Data section
= = = =
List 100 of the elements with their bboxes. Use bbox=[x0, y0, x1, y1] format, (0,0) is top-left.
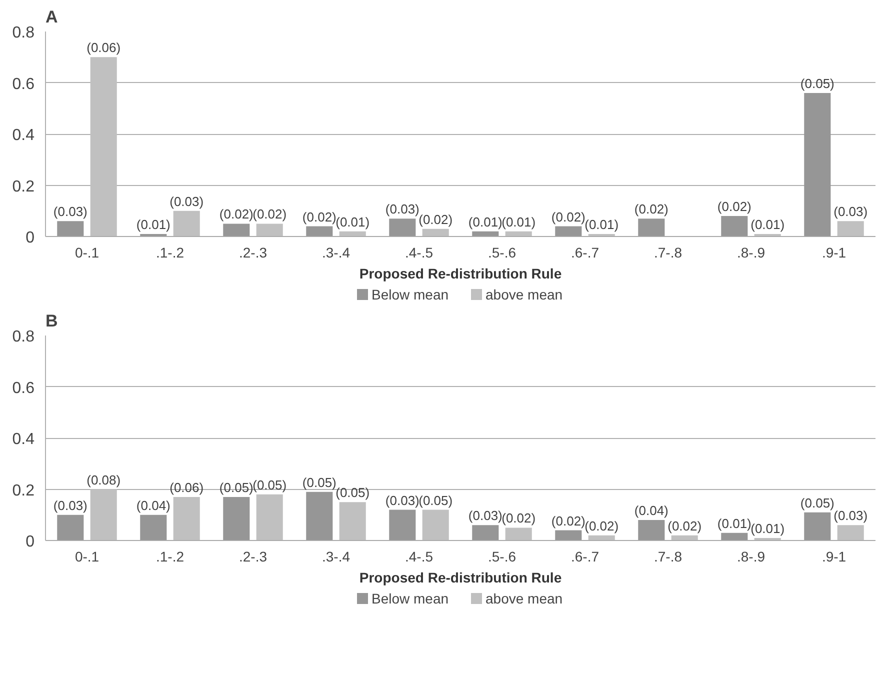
bar bbox=[140, 514, 167, 540]
legend-label: above mean bbox=[486, 590, 563, 606]
x-tick-label: .4-.5 bbox=[404, 548, 434, 564]
bar bbox=[638, 520, 665, 540]
legend-label: Below mean bbox=[372, 286, 449, 302]
x-axis-title: Proposed Re-distribution Rule bbox=[359, 570, 562, 586]
bar bbox=[306, 492, 333, 540]
x-tick-label: .7-.8 bbox=[654, 548, 682, 564]
bar bbox=[721, 216, 748, 236]
y-tick-label: 0.2 bbox=[12, 178, 35, 196]
y-tick-label: 0.4 bbox=[12, 127, 35, 144]
x-axis-title: Proposed Re-distribution Rule bbox=[359, 266, 562, 282]
annotation: (0.05) bbox=[219, 480, 254, 495]
annotation: (0.05) bbox=[336, 485, 370, 500]
annotation: (0.02) bbox=[418, 212, 453, 227]
annotation: (0.01) bbox=[750, 216, 785, 232]
x-tick-label: 0-.1 bbox=[74, 244, 100, 260]
annotation: (0.01) bbox=[502, 214, 536, 230]
y-tick-label: 0.8 bbox=[12, 24, 35, 42]
annotation: (0.03) bbox=[385, 492, 420, 508]
annotation: (0.04) bbox=[136, 498, 170, 513]
x-tick-label: .9-1 bbox=[822, 548, 846, 564]
annotation: (0.03) bbox=[834, 508, 868, 524]
chart-title: A bbox=[46, 8, 58, 26]
annotation: (0.01) bbox=[136, 216, 170, 232]
annotation: (0.01) bbox=[717, 516, 752, 531]
annotation: (0.08) bbox=[86, 472, 121, 488]
bar bbox=[422, 228, 449, 236]
annotation: (0.02) bbox=[551, 513, 586, 528]
x-tick-label: .6-.7 bbox=[570, 244, 600, 260]
bar bbox=[256, 224, 283, 236]
legend-label: above mean bbox=[486, 286, 563, 302]
x-tick-label: .9-1 bbox=[822, 244, 846, 260]
x-tick-label: .7-.8 bbox=[654, 244, 682, 260]
annotation: (0.02) bbox=[717, 199, 752, 214]
annotation: (0.02) bbox=[634, 202, 668, 217]
bar bbox=[505, 528, 532, 540]
x-tick-label: 0-.1 bbox=[74, 548, 100, 564]
annotation: (0.03) bbox=[385, 202, 420, 217]
annotation: (0.02) bbox=[302, 209, 336, 224]
bar bbox=[306, 226, 333, 236]
bar bbox=[223, 224, 250, 236]
x-tick-label: .1-.2 bbox=[156, 244, 184, 260]
bar bbox=[804, 93, 831, 236]
x-tick-label: .8-.9 bbox=[736, 548, 766, 564]
x-tick-label: .5-.6 bbox=[488, 548, 516, 564]
chart-title: B bbox=[46, 312, 58, 330]
annotation: (0.02) bbox=[584, 518, 619, 534]
annotation: (0.04) bbox=[634, 503, 668, 518]
annotation: (0.02) bbox=[252, 206, 287, 222]
bar bbox=[223, 496, 250, 540]
bar bbox=[339, 502, 366, 540]
y-tick-label: 0.6 bbox=[12, 380, 35, 397]
annotation: (0.05) bbox=[800, 76, 834, 91]
annotation: (0.03) bbox=[170, 194, 204, 209]
annotation: (0.05) bbox=[252, 477, 287, 492]
annotation: (0.05) bbox=[800, 495, 834, 510]
y-tick-label: 0 bbox=[26, 534, 35, 550]
annotation: (0.02) bbox=[219, 206, 254, 222]
annotation: (0.03) bbox=[53, 204, 88, 220]
x-tick-label: .4-.5 bbox=[404, 244, 434, 260]
y-tick-label: 0.4 bbox=[12, 431, 35, 448]
bar bbox=[57, 514, 84, 540]
annotation: (0.03) bbox=[834, 204, 868, 220]
x-tick-label: .2-.3 bbox=[238, 548, 268, 564]
y-tick-label: 0.6 bbox=[12, 76, 35, 93]
x-tick-label: .3-.4 bbox=[322, 548, 350, 564]
bar bbox=[837, 525, 864, 540]
annotation: (0.02) bbox=[551, 209, 586, 224]
bar bbox=[555, 530, 582, 540]
y-tick-label: 0.2 bbox=[12, 482, 35, 500]
annotation: (0.02) bbox=[502, 510, 536, 526]
x-tick-label: .6-.7 bbox=[570, 548, 600, 564]
annotation: (0.01) bbox=[750, 520, 785, 536]
x-tick-label: .5-.6 bbox=[488, 244, 516, 260]
bar bbox=[389, 510, 416, 540]
y-tick-label: 0 bbox=[26, 230, 35, 246]
annotation: (0.02) bbox=[668, 518, 702, 534]
annotation: (0.05) bbox=[302, 474, 336, 490]
bar bbox=[638, 218, 665, 236]
x-tick-label: .1-.2 bbox=[156, 548, 184, 564]
bar bbox=[256, 494, 283, 540]
bar bbox=[837, 221, 864, 236]
bar bbox=[173, 210, 200, 236]
bar bbox=[804, 512, 831, 540]
legend-label: Below mean bbox=[372, 590, 449, 606]
x-tick-label: .3-.4 bbox=[322, 244, 350, 260]
x-tick-label: .8-.9 bbox=[736, 244, 766, 260]
bar bbox=[173, 496, 200, 540]
y-tick-label: 0.8 bbox=[12, 328, 35, 346]
x-tick-label: .2-.3 bbox=[238, 244, 268, 260]
annotation: (0.03) bbox=[468, 508, 502, 524]
bar bbox=[472, 525, 499, 540]
bar bbox=[389, 218, 416, 236]
bar bbox=[721, 532, 748, 540]
annotation: (0.06) bbox=[86, 40, 121, 56]
annotation: (0.01) bbox=[468, 214, 502, 230]
annotation: (0.01) bbox=[336, 214, 370, 230]
bar bbox=[422, 510, 449, 540]
bar bbox=[57, 221, 84, 236]
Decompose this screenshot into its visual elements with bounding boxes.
= = = =
Task brief
Copy everything in the listing above, from the line containing "bar bbox=[140, 514, 167, 540]" down to the line containing "570, 562, 586]", reproducing each line without changes.

Full answer
bar bbox=[140, 514, 167, 540]
legend-label: above mean bbox=[486, 590, 563, 606]
x-tick-label: .4-.5 bbox=[404, 548, 434, 564]
bar bbox=[638, 520, 665, 540]
legend-label: Below mean bbox=[372, 286, 449, 302]
x-axis-title: Proposed Re-distribution Rule bbox=[359, 570, 562, 586]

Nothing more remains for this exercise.